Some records

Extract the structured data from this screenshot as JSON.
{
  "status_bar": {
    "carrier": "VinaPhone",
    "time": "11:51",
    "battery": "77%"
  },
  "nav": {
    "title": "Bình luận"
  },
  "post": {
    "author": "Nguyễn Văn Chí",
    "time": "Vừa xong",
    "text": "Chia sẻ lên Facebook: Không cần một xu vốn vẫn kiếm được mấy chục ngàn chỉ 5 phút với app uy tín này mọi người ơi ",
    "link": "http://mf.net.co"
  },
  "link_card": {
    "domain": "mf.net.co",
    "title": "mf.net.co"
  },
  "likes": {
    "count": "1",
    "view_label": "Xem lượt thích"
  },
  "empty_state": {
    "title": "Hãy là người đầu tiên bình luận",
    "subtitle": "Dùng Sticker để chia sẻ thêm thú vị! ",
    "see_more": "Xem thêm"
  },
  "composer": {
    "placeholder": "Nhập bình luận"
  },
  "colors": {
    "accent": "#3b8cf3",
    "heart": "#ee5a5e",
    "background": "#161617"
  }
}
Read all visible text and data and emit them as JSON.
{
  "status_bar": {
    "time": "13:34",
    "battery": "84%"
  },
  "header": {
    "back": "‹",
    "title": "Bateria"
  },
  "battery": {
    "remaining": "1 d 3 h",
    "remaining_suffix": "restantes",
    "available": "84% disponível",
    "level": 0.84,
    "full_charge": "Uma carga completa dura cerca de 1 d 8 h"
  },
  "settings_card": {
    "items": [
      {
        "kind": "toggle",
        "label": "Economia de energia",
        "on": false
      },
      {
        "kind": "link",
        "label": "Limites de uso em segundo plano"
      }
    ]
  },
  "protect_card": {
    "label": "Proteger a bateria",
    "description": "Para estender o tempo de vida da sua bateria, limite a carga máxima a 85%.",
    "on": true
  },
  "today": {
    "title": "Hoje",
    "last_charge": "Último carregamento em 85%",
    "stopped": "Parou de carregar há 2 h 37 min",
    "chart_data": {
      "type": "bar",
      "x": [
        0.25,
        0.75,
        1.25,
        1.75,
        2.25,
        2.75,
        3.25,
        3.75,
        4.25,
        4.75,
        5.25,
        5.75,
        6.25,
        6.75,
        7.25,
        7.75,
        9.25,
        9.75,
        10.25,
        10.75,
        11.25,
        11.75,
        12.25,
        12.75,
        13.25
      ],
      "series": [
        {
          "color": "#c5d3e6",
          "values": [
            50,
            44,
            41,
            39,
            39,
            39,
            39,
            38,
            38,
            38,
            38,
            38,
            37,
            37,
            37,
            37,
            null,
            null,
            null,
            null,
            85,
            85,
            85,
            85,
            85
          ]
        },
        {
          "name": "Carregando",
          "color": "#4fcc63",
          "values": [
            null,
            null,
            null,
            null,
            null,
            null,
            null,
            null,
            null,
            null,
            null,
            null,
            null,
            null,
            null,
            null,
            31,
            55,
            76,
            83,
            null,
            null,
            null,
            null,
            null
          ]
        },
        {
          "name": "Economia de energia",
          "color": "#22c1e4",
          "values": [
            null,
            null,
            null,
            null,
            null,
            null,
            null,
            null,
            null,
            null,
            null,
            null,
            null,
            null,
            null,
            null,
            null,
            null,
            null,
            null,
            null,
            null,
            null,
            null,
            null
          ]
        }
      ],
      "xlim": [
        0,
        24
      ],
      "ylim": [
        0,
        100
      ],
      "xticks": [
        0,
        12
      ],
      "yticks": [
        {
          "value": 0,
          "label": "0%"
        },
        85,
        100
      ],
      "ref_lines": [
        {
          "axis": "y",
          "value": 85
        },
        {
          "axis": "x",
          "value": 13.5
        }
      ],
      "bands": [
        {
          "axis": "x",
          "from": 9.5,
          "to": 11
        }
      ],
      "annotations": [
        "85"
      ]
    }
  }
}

_Stated exercise_
From the data above, show each line that contains "người".

_Expected answer_
    "text": "Chia sẻ lên Facebook: Không cần một xu vốn vẫn kiếm được mấy chục ngàn chỉ 5 phút với app uy tín này mọi người ơi ",
    "title": "Hãy là người đầu tiên bình luận",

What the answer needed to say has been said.